• _Task details_
All of the data should be repeated exactly; pictures are not part of the copy.

• _Records to process_
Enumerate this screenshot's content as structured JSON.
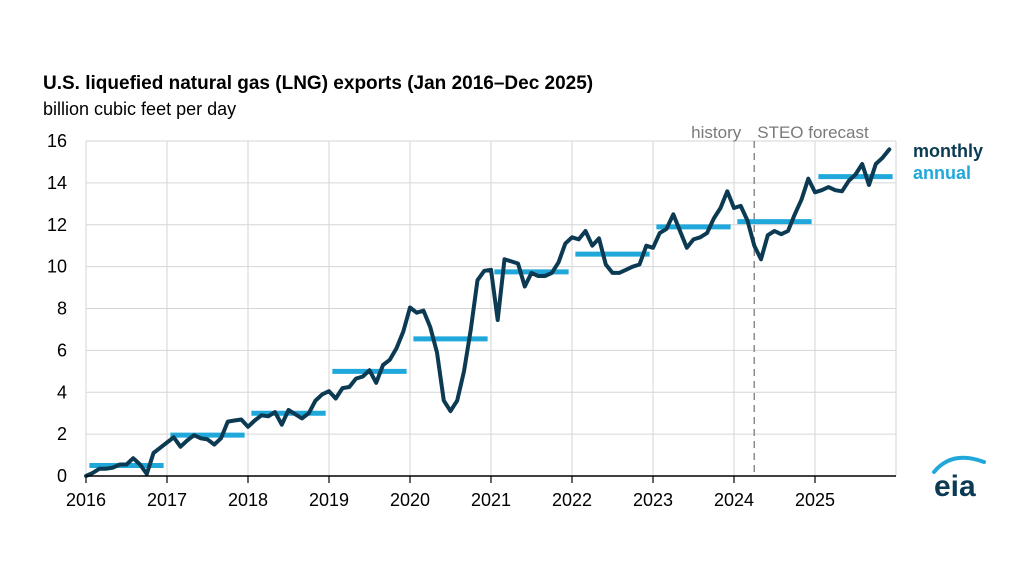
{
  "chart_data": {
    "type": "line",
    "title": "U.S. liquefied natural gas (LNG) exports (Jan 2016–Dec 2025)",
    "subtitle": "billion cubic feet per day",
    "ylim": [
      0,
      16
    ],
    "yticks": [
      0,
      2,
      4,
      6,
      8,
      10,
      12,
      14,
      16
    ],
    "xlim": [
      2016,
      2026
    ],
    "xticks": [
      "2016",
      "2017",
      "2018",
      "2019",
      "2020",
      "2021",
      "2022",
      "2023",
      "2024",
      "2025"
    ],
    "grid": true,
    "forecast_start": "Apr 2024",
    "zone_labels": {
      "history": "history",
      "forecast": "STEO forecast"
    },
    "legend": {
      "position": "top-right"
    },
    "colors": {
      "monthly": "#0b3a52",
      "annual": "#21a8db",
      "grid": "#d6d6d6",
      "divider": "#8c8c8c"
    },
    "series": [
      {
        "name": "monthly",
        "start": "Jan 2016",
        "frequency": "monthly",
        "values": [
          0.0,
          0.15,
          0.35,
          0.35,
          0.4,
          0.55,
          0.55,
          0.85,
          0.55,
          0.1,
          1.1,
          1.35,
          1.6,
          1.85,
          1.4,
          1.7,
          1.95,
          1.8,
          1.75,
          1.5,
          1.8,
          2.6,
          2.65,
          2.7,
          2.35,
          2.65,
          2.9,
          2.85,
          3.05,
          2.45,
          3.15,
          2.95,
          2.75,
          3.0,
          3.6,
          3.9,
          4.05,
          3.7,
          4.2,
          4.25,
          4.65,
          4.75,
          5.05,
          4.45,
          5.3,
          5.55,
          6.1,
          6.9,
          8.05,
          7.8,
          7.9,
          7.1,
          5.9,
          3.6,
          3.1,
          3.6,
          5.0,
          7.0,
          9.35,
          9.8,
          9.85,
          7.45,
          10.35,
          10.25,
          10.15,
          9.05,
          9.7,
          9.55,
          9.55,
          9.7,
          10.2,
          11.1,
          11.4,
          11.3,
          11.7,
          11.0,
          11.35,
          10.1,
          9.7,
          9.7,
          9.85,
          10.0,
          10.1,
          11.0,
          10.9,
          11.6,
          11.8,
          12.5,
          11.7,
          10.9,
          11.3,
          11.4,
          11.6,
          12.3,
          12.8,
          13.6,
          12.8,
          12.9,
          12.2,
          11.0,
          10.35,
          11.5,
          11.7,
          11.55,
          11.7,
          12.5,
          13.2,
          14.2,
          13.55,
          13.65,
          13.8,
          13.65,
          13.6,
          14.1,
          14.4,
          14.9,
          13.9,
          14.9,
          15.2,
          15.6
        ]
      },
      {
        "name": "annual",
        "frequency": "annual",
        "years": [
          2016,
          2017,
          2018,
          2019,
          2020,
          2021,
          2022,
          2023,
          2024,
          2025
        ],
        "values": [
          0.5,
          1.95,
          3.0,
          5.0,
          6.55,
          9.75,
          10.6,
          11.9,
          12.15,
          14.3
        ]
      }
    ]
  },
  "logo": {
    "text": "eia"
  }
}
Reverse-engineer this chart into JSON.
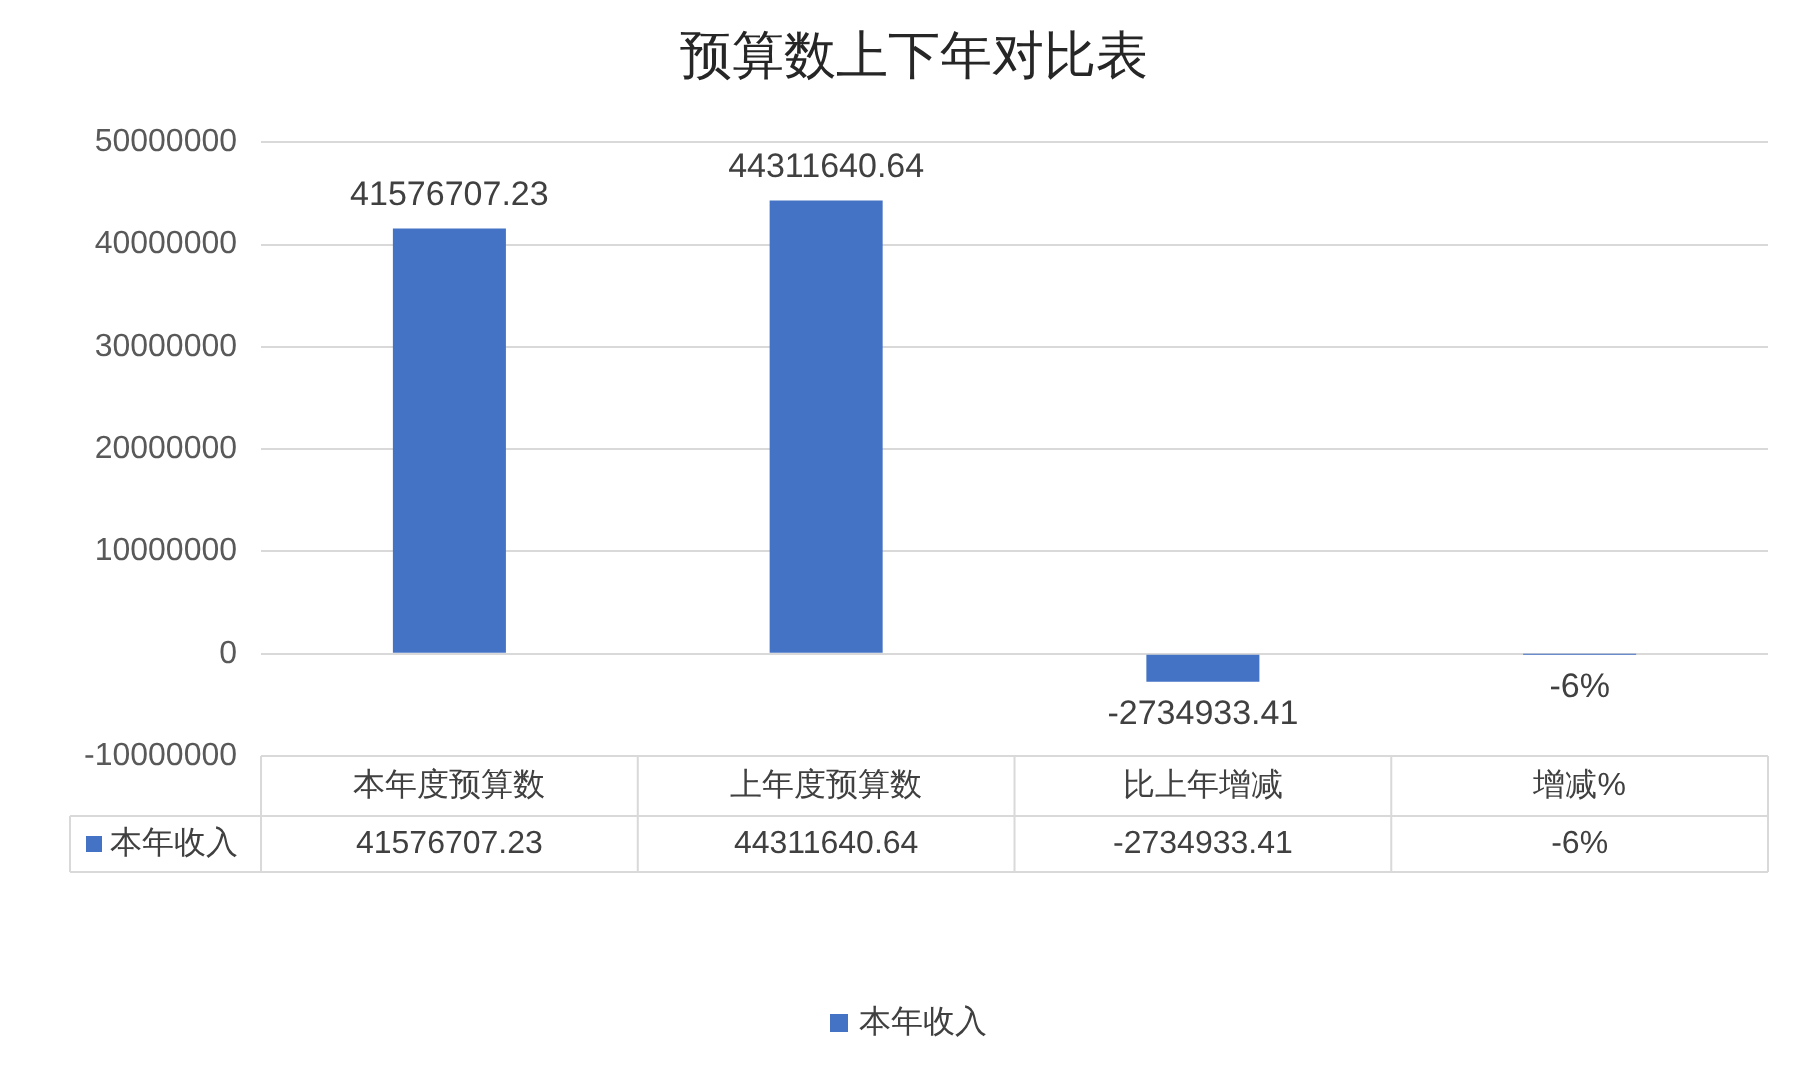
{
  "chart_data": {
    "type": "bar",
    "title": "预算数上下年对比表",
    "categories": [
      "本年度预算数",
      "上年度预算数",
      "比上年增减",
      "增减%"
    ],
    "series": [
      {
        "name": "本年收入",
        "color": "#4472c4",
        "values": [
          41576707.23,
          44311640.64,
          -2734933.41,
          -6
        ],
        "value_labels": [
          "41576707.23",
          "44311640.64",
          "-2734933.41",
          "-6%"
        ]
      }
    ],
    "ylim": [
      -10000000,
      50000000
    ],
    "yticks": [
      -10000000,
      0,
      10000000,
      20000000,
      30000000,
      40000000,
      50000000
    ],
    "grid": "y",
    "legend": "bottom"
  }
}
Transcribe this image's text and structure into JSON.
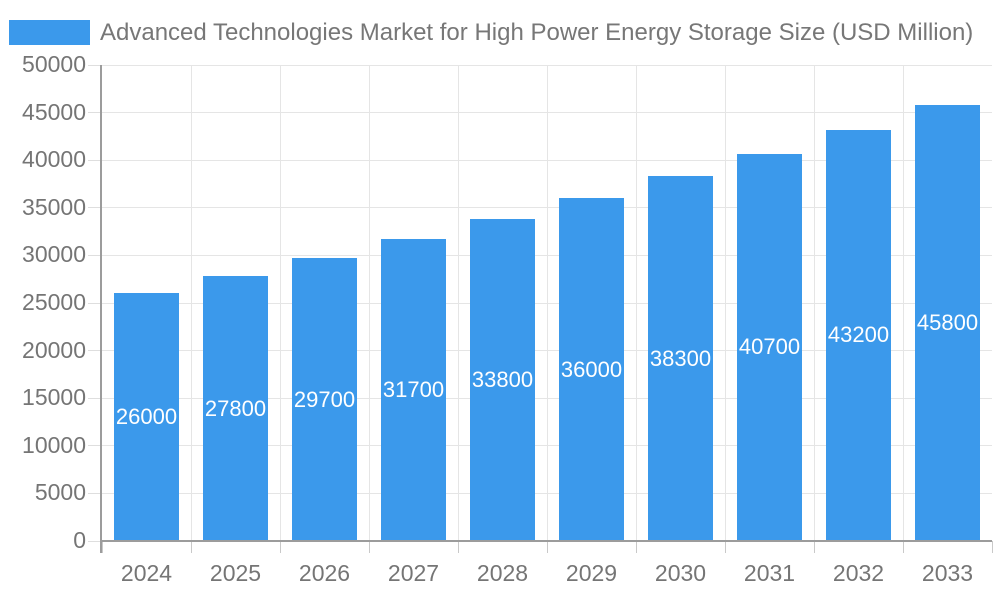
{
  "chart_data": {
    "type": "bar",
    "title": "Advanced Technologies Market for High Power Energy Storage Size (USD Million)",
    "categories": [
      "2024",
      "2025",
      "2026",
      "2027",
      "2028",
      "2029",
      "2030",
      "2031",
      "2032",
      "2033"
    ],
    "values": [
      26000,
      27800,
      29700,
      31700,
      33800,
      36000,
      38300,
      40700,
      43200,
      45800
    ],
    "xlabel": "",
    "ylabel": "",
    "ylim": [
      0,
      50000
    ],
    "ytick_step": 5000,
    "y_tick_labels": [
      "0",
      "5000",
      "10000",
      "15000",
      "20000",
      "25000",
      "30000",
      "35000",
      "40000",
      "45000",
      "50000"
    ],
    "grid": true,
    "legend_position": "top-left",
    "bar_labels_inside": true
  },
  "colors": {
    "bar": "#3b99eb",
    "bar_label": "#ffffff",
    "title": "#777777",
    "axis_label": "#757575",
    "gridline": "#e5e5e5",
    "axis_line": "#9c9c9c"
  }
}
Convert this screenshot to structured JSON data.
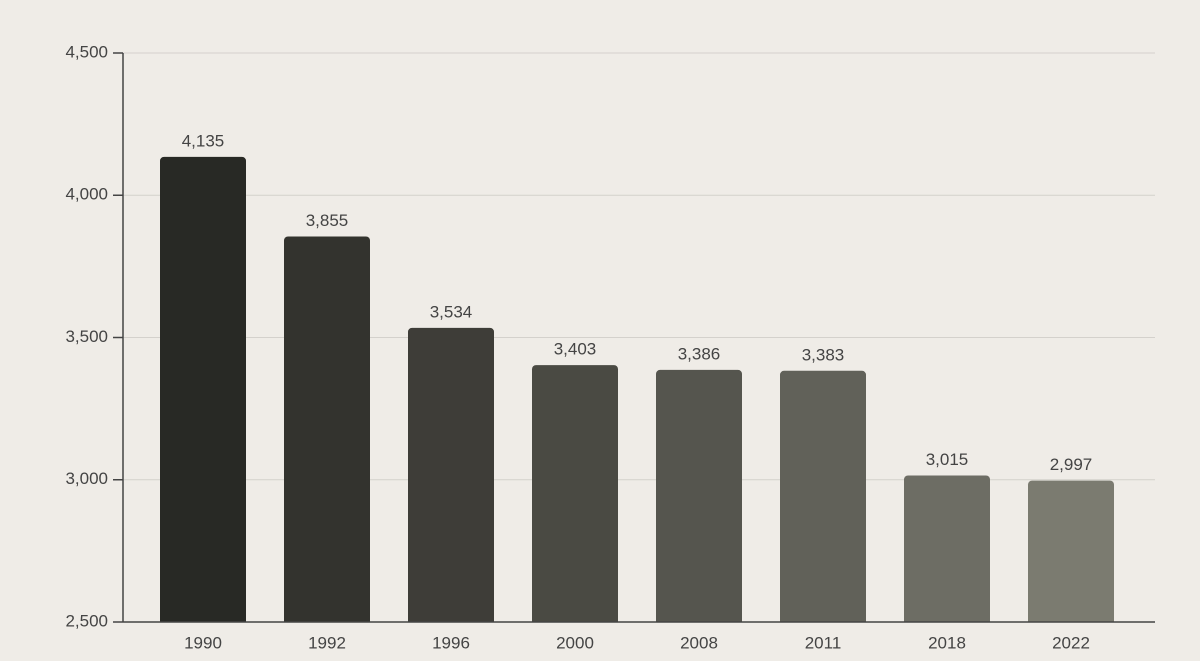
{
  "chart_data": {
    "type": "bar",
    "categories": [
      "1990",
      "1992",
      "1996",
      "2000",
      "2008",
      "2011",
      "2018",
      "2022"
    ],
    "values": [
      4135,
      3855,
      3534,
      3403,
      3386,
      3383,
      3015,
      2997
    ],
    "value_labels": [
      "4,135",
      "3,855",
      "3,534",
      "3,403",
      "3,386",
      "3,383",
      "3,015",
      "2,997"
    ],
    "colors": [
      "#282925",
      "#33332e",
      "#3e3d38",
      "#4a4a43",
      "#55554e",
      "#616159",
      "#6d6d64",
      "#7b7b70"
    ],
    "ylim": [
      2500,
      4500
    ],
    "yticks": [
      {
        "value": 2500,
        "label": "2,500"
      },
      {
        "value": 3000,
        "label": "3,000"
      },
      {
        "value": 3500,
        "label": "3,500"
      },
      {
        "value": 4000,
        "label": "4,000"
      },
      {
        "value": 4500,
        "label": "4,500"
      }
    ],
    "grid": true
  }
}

• _Exercise answer_
Enumerate this screenshot's content as structured JSON.
{
  "chart_data": {
    "type": "line",
    "title": "U.S. liquefied natural gas (LNG) exports (Jan 2016–Dec 2025)",
    "subtitle": "billion cubic feet per day",
    "ylim": [
      0,
      16
    ],
    "yticks": [
      0,
      2,
      4,
      6,
      8,
      10,
      12,
      14,
      16
    ],
    "xlim": [
      2016,
      2026
    ],
    "xticks": [
      "2016",
      "2017",
      "2018",
      "2019",
      "2020",
      "2021",
      "2022",
      "2023",
      "2024",
      "2025"
    ],
    "grid": true,
    "forecast_start": "Apr 2024",
    "zone_labels": {
      "history": "history",
      "forecast": "STEO forecast"
    },
    "legend": {
      "position": "top-right"
    },
    "colors": {
      "monthly": "#0b3a52",
      "annual": "#21a8db",
      "grid": "#d6d6d6",
      "divider": "#8c8c8c"
    },
    "series": [
      {
        "name": "monthly",
        "start": "Jan 2016",
        "frequency": "monthly",
        "values": [
          0.0,
          0.15,
          0.35,
          0.35,
          0.4,
          0.55,
          0.55,
          0.85,
          0.55,
          0.1,
          1.1,
          1.35,
          1.6,
          1.85,
          1.4,
          1.7,
          1.95,
          1.8,
          1.75,
          1.5,
          1.8,
          2.6,
          2.65,
          2.7,
          2.35,
          2.65,
          2.9,
          2.85,
          3.05,
          2.45,
          3.15,
          2.95,
          2.75,
          3.0,
          3.6,
          3.9,
          4.05,
          3.7,
          4.2,
          4.25,
          4.65,
          4.75,
          5.05,
          4.45,
          5.3,
          5.55,
          6.1,
          6.9,
          8.05,
          7.8,
          7.9,
          7.1,
          5.9,
          3.6,
          3.1,
          3.6,
          5.0,
          7.0,
          9.35,
          9.8,
          9.85,
          7.45,
          10.35,
          10.25,
          10.15,
          9.05,
          9.7,
          9.55,
          9.55,
          9.7,
          10.2,
          11.1,
          11.4,
          11.3,
          11.7,
          11.0,
          11.35,
          10.1,
          9.7,
          9.7,
          9.85,
          10.0,
          10.1,
          11.0,
          10.9,
          11.6,
          11.8,
          12.5,
          11.7,
          10.9,
          11.3,
          11.4,
          11.6,
          12.3,
          12.8,
          13.6,
          12.8,
          12.9,
          12.2,
          11.0,
          10.35,
          11.5,
          11.7,
          11.55,
          11.7,
          12.5,
          13.2,
          14.2,
          13.55,
          13.65,
          13.8,
          13.65,
          13.6,
          14.1,
          14.4,
          14.9,
          13.9,
          14.9,
          15.2,
          15.6
        ]
      },
      {
        "name": "annual",
        "frequency": "annual",
        "years": [
          2016,
          2017,
          2018,
          2019,
          2020,
          2021,
          2022,
          2023,
          2024,
          2025
        ],
        "values": [
          0.5,
          1.95,
          3.0,
          5.0,
          6.55,
          9.75,
          10.6,
          11.9,
          12.15,
          14.3
        ]
      }
    ]
  },
  "logo": {
    "text": "eia"
  }
}
Reverse-engineer this chart into JSON.
{
  "chart_data": {
    "type": "bar",
    "title": "预算数上下年对比表",
    "categories": [
      "本年度预算数",
      "上年度预算数",
      "比上年增减",
      "增减%"
    ],
    "series": [
      {
        "name": "本年收入",
        "color": "#4472c4",
        "values": [
          41576707.23,
          44311640.64,
          -2734933.41,
          -6
        ],
        "value_labels": [
          "41576707.23",
          "44311640.64",
          "-2734933.41",
          "-6%"
        ]
      }
    ],
    "ylim": [
      -10000000,
      50000000
    ],
    "yticks": [
      -10000000,
      0,
      10000000,
      20000000,
      30000000,
      40000000,
      50000000
    ],
    "grid": "y",
    "legend": "bottom"
  }
}
Transcribe this image's text and structure into JSON.
{
  "chart_data": {
    "type": "bar",
    "title": "Advanced Technologies Market for High Power Energy Storage Size (USD Million)",
    "categories": [
      "2024",
      "2025",
      "2026",
      "2027",
      "2028",
      "2029",
      "2030",
      "2031",
      "2032",
      "2033"
    ],
    "values": [
      26000,
      27800,
      29700,
      31700,
      33800,
      36000,
      38300,
      40700,
      43200,
      45800
    ],
    "xlabel": "",
    "ylabel": "",
    "ylim": [
      0,
      50000
    ],
    "ytick_step": 5000,
    "y_tick_labels": [
      "0",
      "5000",
      "10000",
      "15000",
      "20000",
      "25000",
      "30000",
      "35000",
      "40000",
      "45000",
      "50000"
    ],
    "grid": true,
    "legend_position": "top-left",
    "bar_labels_inside": true
  },
  "colors": {
    "bar": "#3b99eb",
    "bar_label": "#ffffff",
    "title": "#777777",
    "axis_label": "#757575",
    "gridline": "#e5e5e5",
    "axis_line": "#9c9c9c"
  }
}
Convert this screenshot to structured JSON data.
{
  "chart_data": {
    "type": "bar",
    "categories": [
      "1990",
      "1992",
      "1996",
      "2000",
      "2008",
      "2011",
      "2018",
      "2022"
    ],
    "values": [
      4135,
      3855,
      3534,
      3403,
      3386,
      3383,
      3015,
      2997
    ],
    "value_labels": [
      "4,135",
      "3,855",
      "3,534",
      "3,403",
      "3,386",
      "3,383",
      "3,015",
      "2,997"
    ],
    "colors": [
      "#282925",
      "#33332e",
      "#3e3d38",
      "#4a4a43",
      "#55554e",
      "#616159",
      "#6d6d64",
      "#7b7b70"
    ],
    "ylim": [
      2500,
      4500
    ],
    "yticks": [
      {
        "value": 2500,
        "label": "2,500"
      },
      {
        "value": 3000,
        "label": "3,000"
      },
      {
        "value": 3500,
        "label": "3,500"
      },
      {
        "value": 4000,
        "label": "4,000"
      },
      {
        "value": 4500,
        "label": "4,500"
      }
    ],
    "grid": true
  }
}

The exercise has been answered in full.